> _課題 A_
後掲の本文抜粋において、筆者はベイジでどのような立場の社員として働いたと述べていますか。

> _本文抜粋_
今年の春は多くの新卒が予期せずリモートワークになったんじゃないかと思う。私もそのうちの1人で、リモートワークに移行済みのベイジに入社し、新設のライター部署第1号の社員として3ヶ月を過ごした。
ここだけ読むと自分でも「新卒リモートワーカーが自分ひとりだけの新部署ってヤバそう」と思うが、堅実に働けている感覚が実感としてはあるので、この3ヶ月を振り返ってみたい。
新しい環境・新しい人たちに慣れるまで、春は例年苦しみが続くため、社会人になる今年は相当辛いだろうと覚悟していたのに、いざリモートワークで働き始めると生活がスルっと順調に滑りだした。
もちろんリモートワークに不安を感じた時期もあったが、リモートワークは不安の原因ではなくて、例年の新卒が抱く不安をリモートワークが大きくしていたという認識だ。
私が新卒として不安を抱いていたのは、事前に情報は貰っていても自分で体感して納得することに意味があるような、入社する前ではどうしても想像しにくい部分に対してだった。働いている人たちの性格、会社のHPに書いてあった内容は事実と反していないか、具体的な仕事の進め方。あとは状況が状況なので、今後の経営について。
こういった部分に対しては入社前にも丁寧にコミュニケーションを取ってもらっていたので、不安というよりも「実際に働いてみないとわかんないよね」という気持ちで入社した。
もともと未知数だった部分にリモートワークという働き方の”想像できなさ”が加わって嵩が増してはいたけれど、根本的には従来の働き方でも同じように抱いていたはずの不安だったと思う。
その点で、私がいま元気にはればれとリモートワークを続けられているのは、ベイジの雰囲気や環境によるところが大きい、と感じている。

> _記録データ_
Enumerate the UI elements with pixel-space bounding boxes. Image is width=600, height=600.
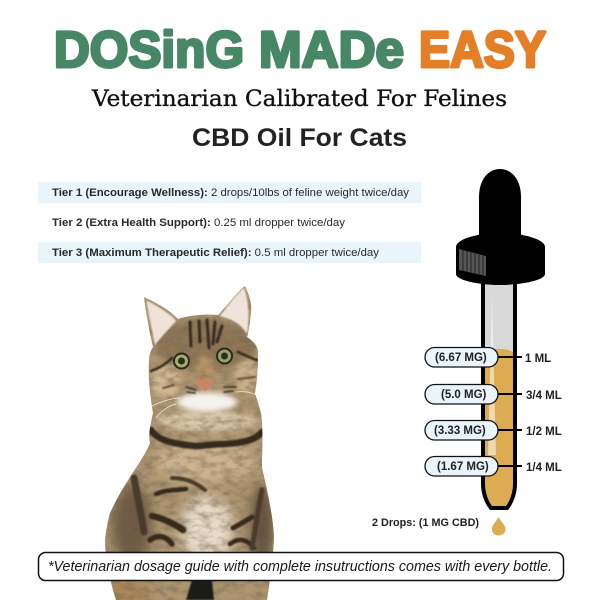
lower shadow between paws	[186, 580, 214, 600]
tier 3 row	[38, 242, 421, 263]
fur tones	[100, 319, 273, 600]
product heading: CBD Oil For Cats	[192, 124, 407, 152]
marker 3/4 ml	[425, 384, 562, 404]
cap grip	[459, 249, 486, 276]
eyes	[173, 348, 233, 370]
dropper	[456, 169, 545, 508]
glass highlight	[488, 296, 496, 455]
marker 1 ml: (6.67 MG)	[435, 352, 487, 364]
marker 1 ml: 1 ML	[525, 353, 551, 365]
marker 1/2 ml: (3.33 MG)	[434, 425, 486, 437]
glass tube	[483, 283, 515, 508]
subtitle: Veterinarian Calibrated For Felines	[91, 87, 507, 112]
title: DOSinG	[54, 21, 244, 78]
title: MADe	[259, 21, 404, 78]
marker 1/4 ml	[425, 456, 562, 476]
marker 1 ml	[425, 348, 551, 367]
drop label: 2 Drops: (1 MG CBD)	[372, 517, 479, 529]
cat photo illustration	[100, 280, 280, 600]
note box: *Veterinarian dosage guide with complete insutructions comes with every bottle.	[48, 558, 552, 575]
tier 1 row	[38, 182, 421, 203]
tier 2 row: Tier 2 (Extra Health Support): 0.25 ml dropper twice/day	[52, 217, 346, 229]
marker 1/2 ml: 1/2 ML	[526, 426, 562, 438]
whiskers	[152, 392, 258, 418]
bulb	[479, 169, 521, 240]
tier 1 row: Tier 1 (Encourage Wellness): 2 drops/10lbs of feline weight twice/day	[52, 187, 410, 199]
ears	[146, 288, 248, 345]
fur mottling	[100, 300, 280, 600]
title: EASY	[419, 21, 546, 78]
cap	[456, 233, 545, 285]
oil	[485, 349, 513, 507]
note box	[38, 552, 564, 580]
oil drop	[492, 517, 506, 536]
tier 3 row: Tier 3 (Maximum Therapeutic Relief): 0.5 ml dropper twice/day	[52, 247, 380, 259]
marker 3/4 ml: (5.0 MG)	[441, 389, 487, 401]
dosage tiers	[38, 182, 421, 263]
scale markers	[425, 348, 562, 476]
marker 1/4 ml: (1.67 MG)	[437, 461, 489, 473]
muzzle highlight	[177, 392, 237, 412]
title	[54, 21, 546, 78]
tube outline	[483, 283, 515, 508]
marker 3/4 ml: 3/4 ML	[526, 390, 562, 402]
tabby stripes	[134, 320, 262, 548]
marker 1/4 ml: 1/4 ML	[526, 462, 562, 474]
marker 1/2 ml	[425, 420, 562, 440]
nose	[196, 379, 214, 391]
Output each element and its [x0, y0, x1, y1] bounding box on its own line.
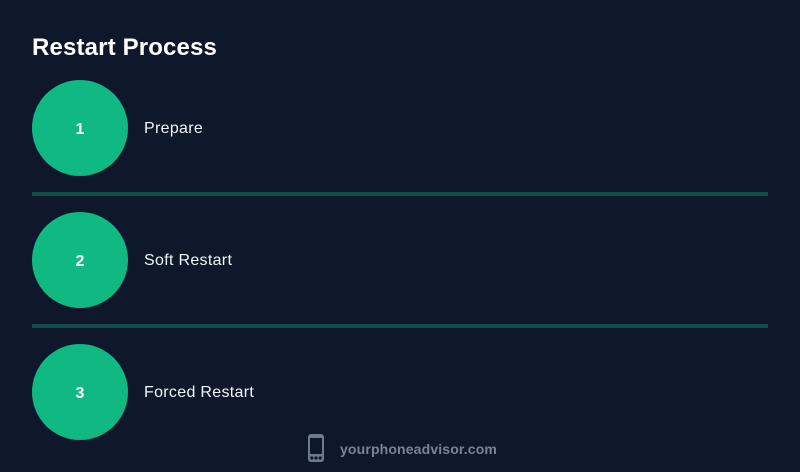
- step 1: [32, 80, 203, 176]
- step 1 label: Prepare: [144, 120, 203, 137]
- footer url: yourphoneadvisor.com: [340, 441, 497, 457]
- step 2 number circle: 2: [76, 253, 84, 270]
- step 3 number circle: 3: [76, 385, 84, 402]
- step 1 number circle: 1: [76, 121, 84, 138]
- icon: smartphone: [308, 434, 324, 462]
- step 2 label: Soft Restart: [144, 252, 232, 269]
- step 1 number circle: [32, 80, 128, 176]
- title: Restart Process: [32, 34, 217, 61]
- footer brand: [308, 434, 497, 462]
- step 2: [32, 212, 232, 308]
- step 3 number circle: [32, 344, 128, 440]
- step 3: [32, 344, 254, 440]
- step 3 label: Forced Restart: [144, 384, 254, 401]
- step 2 number circle: [32, 212, 128, 308]
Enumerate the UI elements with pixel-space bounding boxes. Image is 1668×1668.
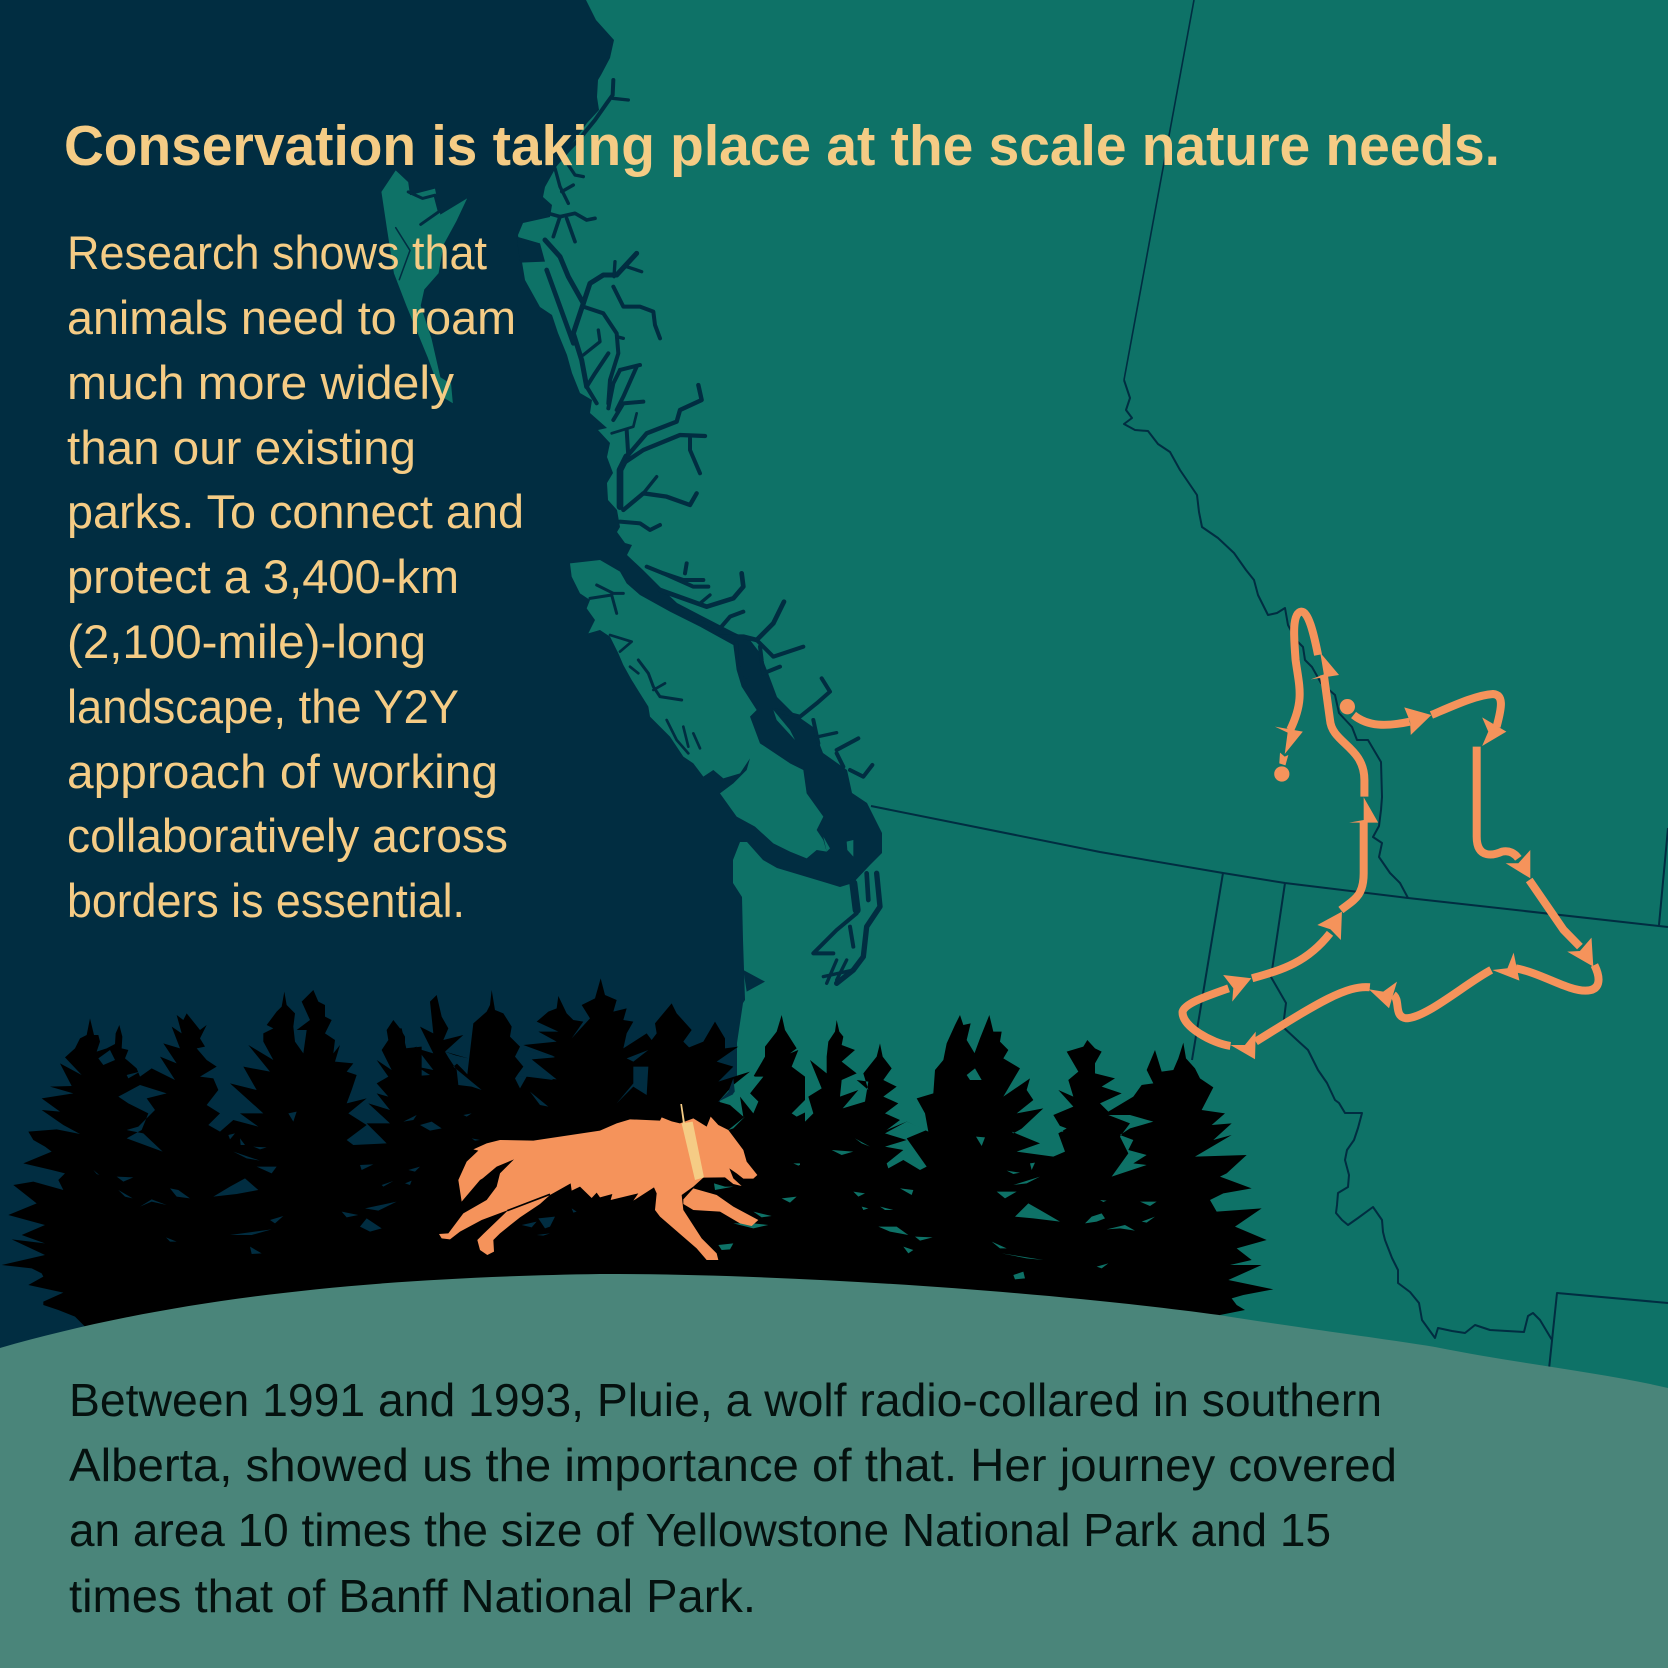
text block: Pluie: Between 1991 and 1993, Pluie, a wolf radio-collared in southern	[69, 1374, 1382, 1426]
text block: Pluie	[69, 1374, 1397, 1622]
text block: research: (2,100-mile)-long	[67, 615, 426, 668]
Puget Sound	[743, 873, 880, 992]
trail arrowheads	[1223, 653, 1593, 1059]
text block: Pluie: an area 10 times the size of Yellowstone National Park and 15	[69, 1504, 1331, 1556]
border: Continental divide upper	[1124, 380, 1408, 898]
border: Washington and Idaho	[1192, 873, 1223, 1060]
text block: research: landscape, the Y2Y	[67, 680, 459, 733]
tree silhouettes	[2, 990, 422, 1337]
island: Vancouver Island	[570, 560, 827, 858]
island inlets	[590, 585, 700, 753]
trail end point	[1274, 766, 1289, 782]
trail start point	[1340, 699, 1355, 714]
text block: Pluie: Alberta, showed us the importance of that. Her journey covered	[69, 1439, 1397, 1491]
gaps: teal	[714, 1073, 810, 1250]
border: Idaho and Montana	[1271, 883, 1552, 1340]
tree silhouettes	[800, 1015, 1273, 1333]
northern coast inlets	[517, 80, 705, 530]
text block: research: protect a 3,400-km	[67, 550, 459, 603]
border: British Columbia and Alberta straight section	[1124, 0, 1194, 380]
text block: research: animals need to roam	[67, 291, 516, 344]
wolf	[439, 1104, 758, 1260]
border: Wyoming	[1549, 1293, 1668, 1369]
holes in the strait	[763, 660, 853, 857]
border: Saskatchewan	[1659, 828, 1668, 925]
provincial and state borders	[871, 0, 1668, 1369]
forest: left trees	[2, 990, 422, 1337]
wolf front leg	[683, 1188, 758, 1226]
forest: middle trees	[400, 978, 810, 1303]
wolf body	[439, 1117, 757, 1260]
text block: research: Research shows that	[67, 226, 487, 279]
Vancouver Island and southern coast	[570, 560, 880, 992]
hill	[0, 1274, 1668, 1668]
mainland inlets	[647, 563, 872, 777]
island: Haida Gwaii	[381, 170, 467, 403]
text block: research: much more widely	[67, 356, 455, 409]
text block: research: than our existing	[67, 421, 416, 474]
tree silhouettes	[400, 978, 805, 1303]
forest: right trees	[800, 1015, 1273, 1333]
text block: research: collaboratively across	[67, 809, 508, 862]
wolf trail with arrows	[1183, 612, 1599, 1059]
title: Conservation is taking place at the scale nature needs.	[64, 114, 1500, 178]
text block: Pluie: times that of Banff National Park.	[69, 1570, 756, 1622]
border: 49th parallel	[871, 806, 1668, 927]
hind leg slit	[507, 1194, 550, 1211]
gaps between right trees	[832, 1068, 1157, 1279]
text block: research: parks. To connect and	[67, 485, 524, 538]
ocean	[0, 0, 882, 1350]
trail lines	[1183, 612, 1599, 1046]
text block: research: approach of working	[67, 745, 498, 798]
radio collar	[680, 1104, 704, 1180]
gaps between left trees	[93, 1050, 417, 1254]
text block: research: borders is essential.	[67, 874, 465, 927]
text block: research	[67, 226, 524, 927]
gaps: navy	[403, 1048, 735, 1236]
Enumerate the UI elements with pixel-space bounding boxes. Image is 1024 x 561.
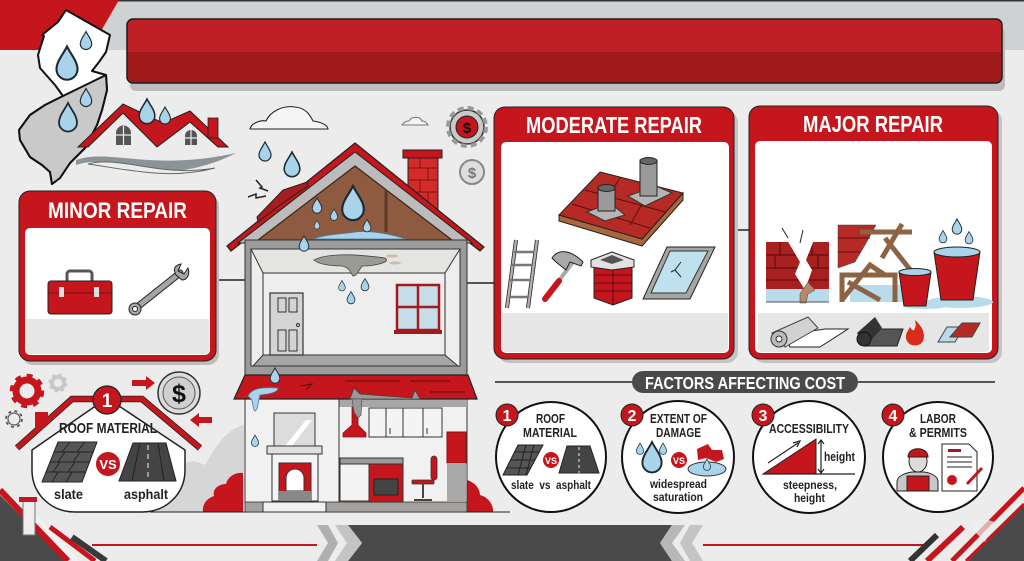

> _課題 B_
上のエントリーのうち、「lower shadow between」を含む行から「348, 233, 370]」を含む行までを、両端の行も含めて一字一句そのまま書き写してください。

> _回答 A_
新設のライター部署の第1号の社員です。

> _回答 B_
lower shadow between paws	[186, 580, 214, 600]
tier 3 row	[38, 242, 421, 263]
fur tones	[100, 319, 273, 600]
product heading: CBD Oil For Cats	[192, 124, 407, 152]
marker 3/4 ml	[425, 384, 562, 404]
cap grip	[459, 249, 486, 276]
eyes	[173, 348, 233, 370]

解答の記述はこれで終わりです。